*GOAL OF THE EXERCISE*
Find every line in the records below that holds the word "color", and copy each one.

*RECORDS SUPPLIED*
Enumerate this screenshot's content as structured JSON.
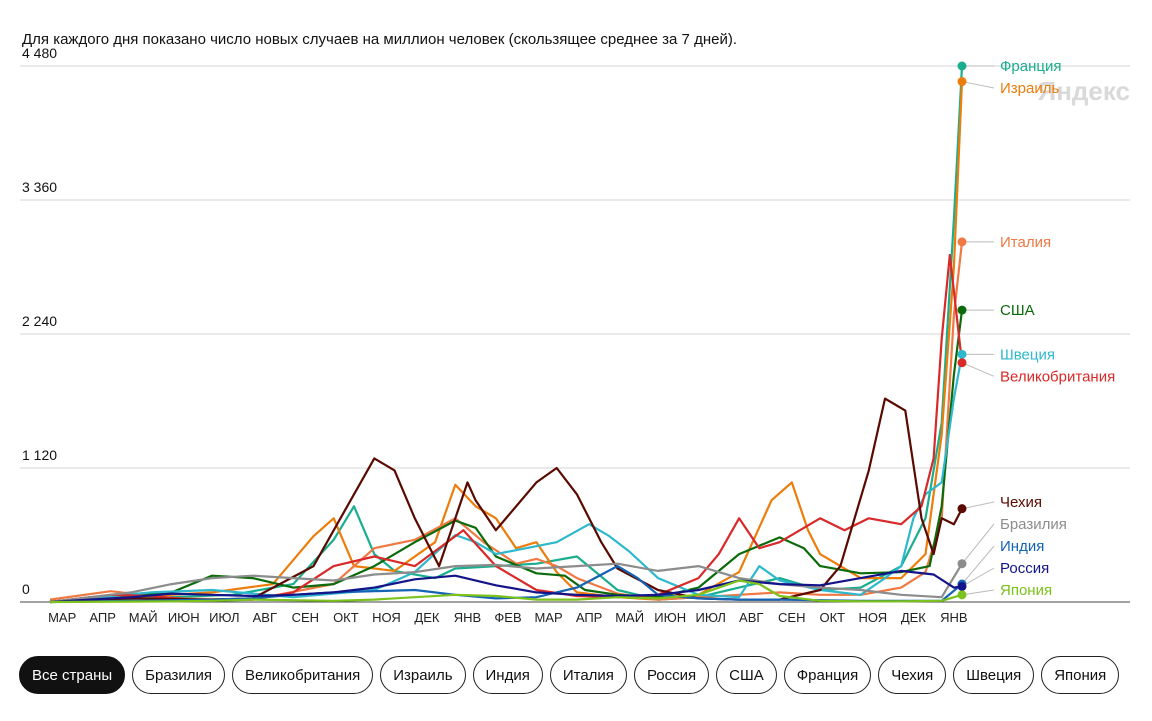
{
  "subtitle": "Для каждого дня показано число новых случаев на миллион человек (скользящее среднее за 7 дней).",
  "watermark": "Яндекс",
  "filters": [
    {
      "label": "Все страны",
      "active": true
    },
    {
      "label": "Бразилия",
      "active": false
    },
    {
      "label": "Великобритания",
      "active": false
    },
    {
      "label": "Израиль",
      "active": false
    },
    {
      "label": "Индия",
      "active": false
    },
    {
      "label": "Италия",
      "active": false
    },
    {
      "label": "Россия",
      "active": false
    },
    {
      "label": "США",
      "active": false
    },
    {
      "label": "Франция",
      "active": false
    },
    {
      "label": "Чехия",
      "active": false
    },
    {
      "label": "Швеция",
      "active": false
    },
    {
      "label": "Япония",
      "active": false
    }
  ],
  "chart_data": {
    "type": "line",
    "title": "",
    "xlabel": "",
    "ylabel": "",
    "grid": true,
    "ylim": [
      0,
      4480
    ],
    "y_ticks": [
      0,
      1120,
      2240,
      3360,
      4480
    ],
    "y_tick_labels": [
      "0",
      "1 120",
      "2 240",
      "3 360",
      "4 480"
    ],
    "x_range": [
      0,
      22.5
    ],
    "x_ticks": [
      0.3,
      1.3,
      2.3,
      3.3,
      4.3,
      5.3,
      6.3,
      7.3,
      8.3,
      9.3,
      10.3,
      11.3,
      12.3,
      13.3,
      14.3,
      15.3,
      16.3,
      17.3,
      18.3,
      19.3,
      20.3,
      21.3,
      22.3
    ],
    "x_tick_labels": [
      "МАР",
      "АПР",
      "МАЙ",
      "ИЮН",
      "ИЮЛ",
      "АВГ",
      "СЕН",
      "ОКТ",
      "НОЯ",
      "ДЕК",
      "ЯНВ",
      "ФЕВ",
      "МАР",
      "АПР",
      "МАЙ",
      "ИЮН",
      "ИЮЛ",
      "АВГ",
      "СЕН",
      "ОКТ",
      "НОЯ",
      "ДЕК",
      "ЯНВ"
    ],
    "series": [
      {
        "name": "Франция",
        "color": "#1aae8f",
        "last": 4480,
        "points": [
          [
            0,
            0
          ],
          [
            1.5,
            20
          ],
          [
            3,
            40
          ],
          [
            4.5,
            60
          ],
          [
            6,
            150
          ],
          [
            7,
            520
          ],
          [
            7.5,
            800
          ],
          [
            8,
            400
          ],
          [
            8.5,
            260
          ],
          [
            9.5,
            200
          ],
          [
            10,
            280
          ],
          [
            11,
            300
          ],
          [
            12,
            320
          ],
          [
            13,
            380
          ],
          [
            14,
            100
          ],
          [
            15,
            20
          ],
          [
            16,
            40
          ],
          [
            17,
            120
          ],
          [
            18,
            200
          ],
          [
            19,
            100
          ],
          [
            20,
            120
          ],
          [
            21,
            300
          ],
          [
            21.6,
            700
          ],
          [
            22,
            1500
          ],
          [
            22.3,
            3200
          ],
          [
            22.5,
            4480
          ]
        ]
      },
      {
        "name": "Израиль",
        "color": "#ec7d0b",
        "last": 4350,
        "points": [
          [
            0,
            0
          ],
          [
            4,
            80
          ],
          [
            5.5,
            150
          ],
          [
            6.5,
            550
          ],
          [
            7,
            700
          ],
          [
            7.5,
            300
          ],
          [
            8.5,
            260
          ],
          [
            9.5,
            500
          ],
          [
            10,
            980
          ],
          [
            10.5,
            800
          ],
          [
            11,
            700
          ],
          [
            11.5,
            450
          ],
          [
            12,
            500
          ],
          [
            12.5,
            250
          ],
          [
            13,
            80
          ],
          [
            14,
            40
          ],
          [
            15,
            20
          ],
          [
            16,
            60
          ],
          [
            17,
            250
          ],
          [
            17.8,
            850
          ],
          [
            18.3,
            1000
          ],
          [
            18.7,
            600
          ],
          [
            19,
            400
          ],
          [
            20,
            200
          ],
          [
            21,
            200
          ],
          [
            21.6,
            400
          ],
          [
            22,
            1400
          ],
          [
            22.3,
            2800
          ],
          [
            22.5,
            4350
          ]
        ]
      },
      {
        "name": "Италия",
        "color": "#f07842",
        "last": 3010,
        "points": [
          [
            0,
            20
          ],
          [
            1.5,
            90
          ],
          [
            3,
            30
          ],
          [
            5,
            20
          ],
          [
            7,
            150
          ],
          [
            8,
            450
          ],
          [
            9,
            520
          ],
          [
            10,
            700
          ],
          [
            10.7,
            500
          ],
          [
            11.5,
            320
          ],
          [
            12,
            360
          ],
          [
            12.5,
            300
          ],
          [
            13,
            200
          ],
          [
            14,
            70
          ],
          [
            15,
            20
          ],
          [
            16,
            40
          ],
          [
            17,
            60
          ],
          [
            18,
            80
          ],
          [
            19,
            60
          ],
          [
            20,
            60
          ],
          [
            21,
            120
          ],
          [
            21.6,
            250
          ],
          [
            22,
            700
          ],
          [
            22.3,
            2400
          ],
          [
            22.5,
            3010
          ]
        ]
      },
      {
        "name": "США",
        "color": "#0b6b0b",
        "last": 2440,
        "points": [
          [
            0,
            0
          ],
          [
            1,
            40
          ],
          [
            2,
            60
          ],
          [
            3,
            80
          ],
          [
            4,
            220
          ],
          [
            5,
            200
          ],
          [
            6,
            120
          ],
          [
            7,
            150
          ],
          [
            8,
            300
          ],
          [
            9,
            500
          ],
          [
            10,
            680
          ],
          [
            10.5,
            620
          ],
          [
            11,
            380
          ],
          [
            12,
            240
          ],
          [
            12.7,
            220
          ],
          [
            13.2,
            100
          ],
          [
            14,
            60
          ],
          [
            15,
            40
          ],
          [
            16,
            120
          ],
          [
            17,
            400
          ],
          [
            18,
            540
          ],
          [
            18.6,
            450
          ],
          [
            19,
            300
          ],
          [
            20,
            240
          ],
          [
            21,
            250
          ],
          [
            21.7,
            300
          ],
          [
            22,
            800
          ],
          [
            22.3,
            1900
          ],
          [
            22.5,
            2440
          ]
        ]
      },
      {
        "name": "Швеция",
        "color": "#2eb8ce",
        "last": 2070,
        "points": [
          [
            0,
            0
          ],
          [
            1.5,
            50
          ],
          [
            2.5,
            80
          ],
          [
            4,
            100
          ],
          [
            6,
            40
          ],
          [
            8,
            100
          ],
          [
            9,
            250
          ],
          [
            10,
            560
          ],
          [
            10.5,
            500
          ],
          [
            11,
            400
          ],
          [
            12.5,
            500
          ],
          [
            13.3,
            650
          ],
          [
            13.8,
            550
          ],
          [
            14.3,
            420
          ],
          [
            15,
            200
          ],
          [
            16,
            60
          ],
          [
            17,
            40
          ],
          [
            17.5,
            300
          ],
          [
            18,
            180
          ],
          [
            19,
            100
          ],
          [
            20,
            60
          ],
          [
            20.6,
            200
          ],
          [
            21,
            300
          ],
          [
            21.3,
            700
          ],
          [
            21.6,
            900
          ],
          [
            22,
            1000
          ],
          [
            22.3,
            1700
          ],
          [
            22.5,
            2070
          ]
        ]
      },
      {
        "name": "Великобритания",
        "color": "#d92929",
        "last": 2000,
        "points": [
          [
            0,
            0
          ],
          [
            1.5,
            60
          ],
          [
            2.5,
            50
          ],
          [
            3.5,
            20
          ],
          [
            5,
            20
          ],
          [
            6,
            80
          ],
          [
            7,
            300
          ],
          [
            8,
            380
          ],
          [
            9,
            300
          ],
          [
            10.2,
            600
          ],
          [
            11,
            300
          ],
          [
            12,
            100
          ],
          [
            13,
            50
          ],
          [
            14,
            40
          ],
          [
            15,
            60
          ],
          [
            16,
            200
          ],
          [
            16.5,
            400
          ],
          [
            17,
            700
          ],
          [
            17.5,
            450
          ],
          [
            18,
            500
          ],
          [
            19,
            700
          ],
          [
            19.6,
            600
          ],
          [
            20.2,
            700
          ],
          [
            21,
            650
          ],
          [
            21.5,
            800
          ],
          [
            21.8,
            1200
          ],
          [
            22,
            2200
          ],
          [
            22.2,
            2900
          ],
          [
            22.5,
            2000
          ]
        ]
      },
      {
        "name": "Чехия",
        "color": "#5a0a00",
        "last": 780,
        "points": [
          [
            0,
            0
          ],
          [
            2,
            30
          ],
          [
            4,
            20
          ],
          [
            5,
            30
          ],
          [
            6.5,
            300
          ],
          [
            7.5,
            900
          ],
          [
            8,
            1200
          ],
          [
            8.5,
            1100
          ],
          [
            9,
            700
          ],
          [
            9.6,
            300
          ],
          [
            10,
            700
          ],
          [
            10.3,
            1000
          ],
          [
            10.5,
            850
          ],
          [
            11,
            600
          ],
          [
            12,
            1000
          ],
          [
            12.5,
            1120
          ],
          [
            13,
            900
          ],
          [
            13.6,
            500
          ],
          [
            14,
            280
          ],
          [
            15,
            100
          ],
          [
            16,
            30
          ],
          [
            17,
            20
          ],
          [
            18,
            20
          ],
          [
            19,
            100
          ],
          [
            19.5,
            300
          ],
          [
            20.2,
            1100
          ],
          [
            20.6,
            1700
          ],
          [
            21.1,
            1600
          ],
          [
            21.5,
            700
          ],
          [
            21.8,
            400
          ],
          [
            22,
            700
          ],
          [
            22.3,
            650
          ],
          [
            22.5,
            780
          ]
        ]
      },
      {
        "name": "Бразилия",
        "color": "#8c8c8c",
        "last": 320,
        "points": [
          [
            0,
            0
          ],
          [
            2,
            80
          ],
          [
            3,
            150
          ],
          [
            4,
            200
          ],
          [
            5,
            220
          ],
          [
            6,
            200
          ],
          [
            7,
            180
          ],
          [
            8,
            230
          ],
          [
            9,
            250
          ],
          [
            10,
            300
          ],
          [
            11,
            310
          ],
          [
            12,
            280
          ],
          [
            13,
            300
          ],
          [
            14,
            320
          ],
          [
            15,
            260
          ],
          [
            16,
            300
          ],
          [
            17,
            200
          ],
          [
            18,
            150
          ],
          [
            19,
            120
          ],
          [
            20,
            100
          ],
          [
            21,
            60
          ],
          [
            22,
            40
          ],
          [
            22.5,
            320
          ]
        ]
      },
      {
        "name": "Индия",
        "color": "#1463b4",
        "last": 150,
        "points": [
          [
            0,
            0
          ],
          [
            2,
            10
          ],
          [
            4,
            20
          ],
          [
            5,
            30
          ],
          [
            6,
            60
          ],
          [
            7,
            80
          ],
          [
            8,
            90
          ],
          [
            9,
            100
          ],
          [
            10,
            60
          ],
          [
            11,
            30
          ],
          [
            12,
            40
          ],
          [
            13,
            120
          ],
          [
            14,
            300
          ],
          [
            14.5,
            200
          ],
          [
            15,
            60
          ],
          [
            16,
            30
          ],
          [
            17,
            20
          ],
          [
            18,
            20
          ],
          [
            19,
            15
          ],
          [
            20,
            10
          ],
          [
            21,
            10
          ],
          [
            22,
            10
          ],
          [
            22.5,
            150
          ]
        ]
      },
      {
        "name": "Россия",
        "color": "#14148a",
        "last": 130,
        "points": [
          [
            0,
            0
          ],
          [
            2,
            40
          ],
          [
            3,
            70
          ],
          [
            4,
            60
          ],
          [
            5,
            50
          ],
          [
            6,
            60
          ],
          [
            7,
            80
          ],
          [
            8,
            120
          ],
          [
            9,
            190
          ],
          [
            10,
            220
          ],
          [
            11,
            140
          ],
          [
            12,
            80
          ],
          [
            13,
            60
          ],
          [
            14,
            50
          ],
          [
            15,
            60
          ],
          [
            16,
            100
          ],
          [
            17,
            180
          ],
          [
            18,
            150
          ],
          [
            19,
            140
          ],
          [
            20,
            200
          ],
          [
            21,
            260
          ],
          [
            21.8,
            230
          ],
          [
            22.3,
            120
          ],
          [
            22.5,
            130
          ]
        ]
      },
      {
        "name": "Япония",
        "color": "#7cc21c",
        "last": 60,
        "points": [
          [
            0,
            0
          ],
          [
            3,
            5
          ],
          [
            4,
            10
          ],
          [
            5,
            20
          ],
          [
            6,
            15
          ],
          [
            7,
            10
          ],
          [
            8,
            20
          ],
          [
            9,
            40
          ],
          [
            10,
            60
          ],
          [
            11,
            50
          ],
          [
            12,
            20
          ],
          [
            13,
            20
          ],
          [
            14,
            40
          ],
          [
            15,
            30
          ],
          [
            16,
            60
          ],
          [
            17,
            180
          ],
          [
            17.5,
            150
          ],
          [
            18,
            50
          ],
          [
            19,
            10
          ],
          [
            20,
            5
          ],
          [
            21,
            5
          ],
          [
            22,
            10
          ],
          [
            22.5,
            60
          ]
        ]
      }
    ]
  }
}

*WRITTEN ANSWER*
        "color": "#1aae8f",
        "color": "#ec7d0b",
        "color": "#f07842",
        "color": "#0b6b0b",
        "color": "#2eb8ce",
        "color": "#d92929",
        "color": "#5a0a00",
        "color": "#8c8c8c",
        "color": "#1463b4",
        "color": "#14148a",
        "color": "#7cc21c",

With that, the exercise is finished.